What you should do: Collect each line of the records containing the string "coord".

Data extract:
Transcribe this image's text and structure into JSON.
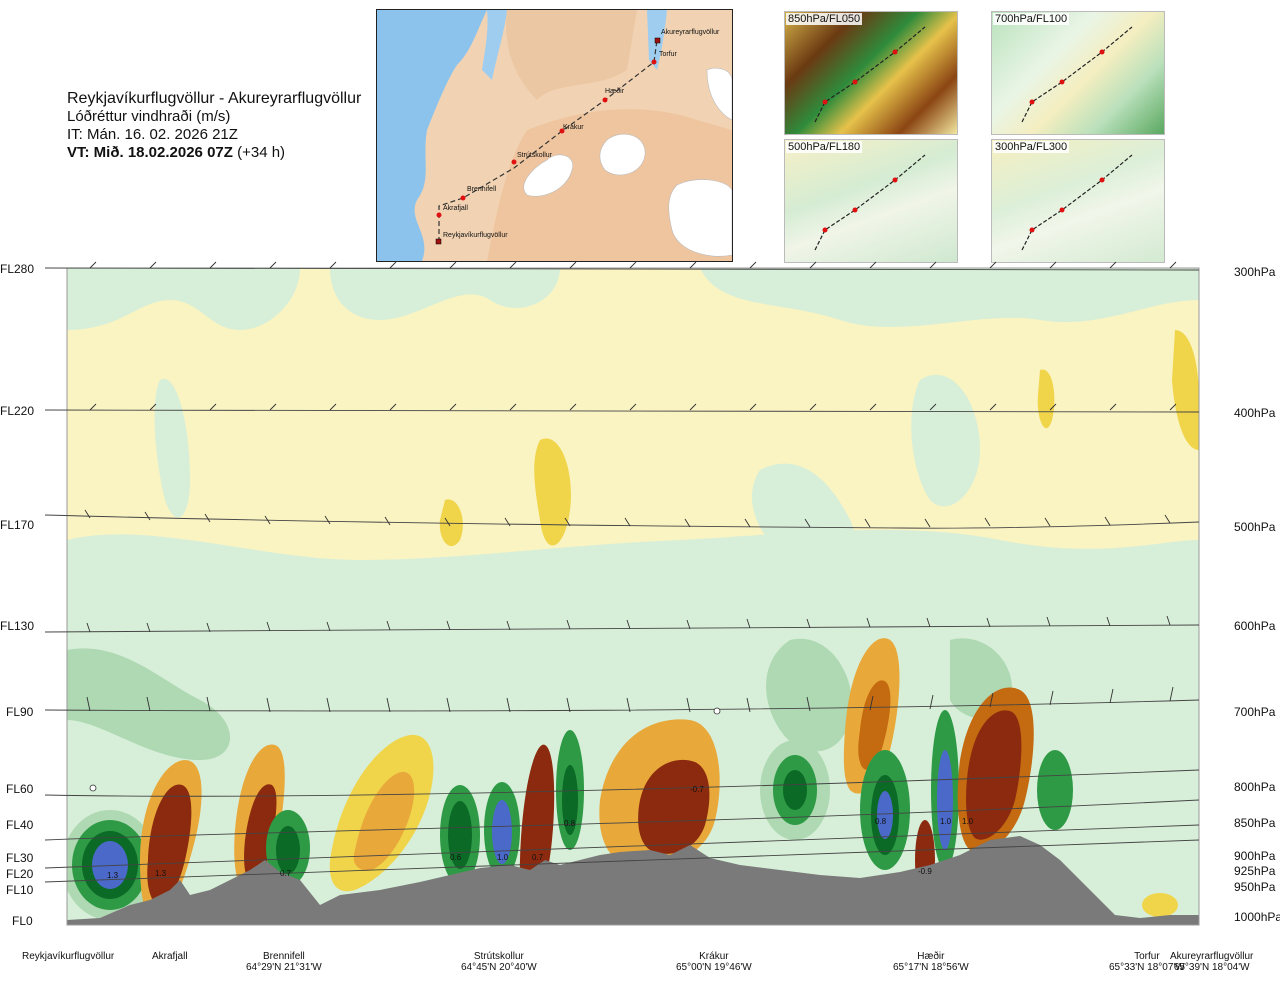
{
  "header": {
    "route": "Reykjavíkurflugvöllur - Akureyrarflugvöllur",
    "variable": "Lóðréttur vindhraði (m/s)",
    "issue_time": "IT: Mán. 16. 02. 2026 21Z",
    "valid_prefix": "VT: Mið. 18.02.2026 07Z",
    "valid_offset": "(+34 h)"
  },
  "map": {
    "waypoints": [
      {
        "name": "Akureyrarflugvöllur",
        "kind": "airport"
      },
      {
        "name": "Torfur",
        "kind": "point"
      },
      {
        "name": "Hæðir",
        "kind": "point"
      },
      {
        "name": "Krákur",
        "kind": "point"
      },
      {
        "name": "Strútskollur",
        "kind": "point"
      },
      {
        "name": "Brennifell",
        "kind": "point"
      },
      {
        "name": "Akrafjall",
        "kind": "point"
      },
      {
        "name": "Reykjavíkurflugvöllur",
        "kind": "airport"
      }
    ]
  },
  "thumbnails": [
    {
      "label": "850hPa/FL050"
    },
    {
      "label": "700hPa/FL100"
    },
    {
      "label": "500hPa/FL180"
    },
    {
      "label": "300hPa/FL300"
    }
  ],
  "colors": {
    "strong_up": "#8b2a0e",
    "up": "#c46a10",
    "weak_up": "#e8a83a",
    "slight_up": "#f7e3a0",
    "neutral_pos": "#faf3c2",
    "neutral_neg": "#d7efd9",
    "slight_down": "#aed9b2",
    "down": "#2e9a45",
    "strong_down": "#0a6a26",
    "very_strong_down": "#4a69c8",
    "terrain": "#7a7a7a"
  },
  "chart_data": {
    "type": "heatmap",
    "title": "Lóðréttur vindhraði (m/s)",
    "left_axis_labels": [
      "FL280",
      "FL220",
      "FL170",
      "FL130",
      "FL90",
      "FL60",
      "FL40",
      "FL30",
      "FL20",
      "FL10",
      "FL0"
    ],
    "right_axis_labels": [
      "300hPa",
      "400hPa",
      "500hPa",
      "600hPa",
      "700hPa",
      "800hPa",
      "850hPa",
      "900hPa",
      "925hPa",
      "950hPa",
      "1000hPa"
    ],
    "bottom_labels": [
      {
        "name": "Reykjavíkurflugvöllur",
        "coord": ""
      },
      {
        "name": "Akrafjall",
        "coord": ""
      },
      {
        "name": "Brennifell",
        "coord": "64°29'N 21°31'W"
      },
      {
        "name": "Strútskollur",
        "coord": "64°45'N 20°40'W"
      },
      {
        "name": "Krákur",
        "coord": "65°00'N 19°46'W"
      },
      {
        "name": "Hæðir",
        "coord": "65°17'N 18°56'W"
      },
      {
        "name": "Torfur",
        "coord": "65°33'N 18°07'W"
      },
      {
        "name": "Akureyrarflugvöllur",
        "coord": "65°39'N 18°04'W"
      }
    ],
    "annotations": [
      "1.3",
      "1.3",
      "0.7",
      "0.6",
      "1.0",
      "0.7",
      "0.8",
      "-0.7",
      "0.8",
      "1.0",
      "1.0",
      "-0.9"
    ]
  }
}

Completed task:
        "coord": ""
        "coord": ""
        "coord": "64°29'N 21°31'W"
        "coord": "64°45'N 20°40'W"
        "coord": "65°00'N 19°46'W"
        "coord": "65°17'N 18°56'W"
        "coord": "65°33'N 18°07'W"
        "coord": "65°39'N 18°04'W"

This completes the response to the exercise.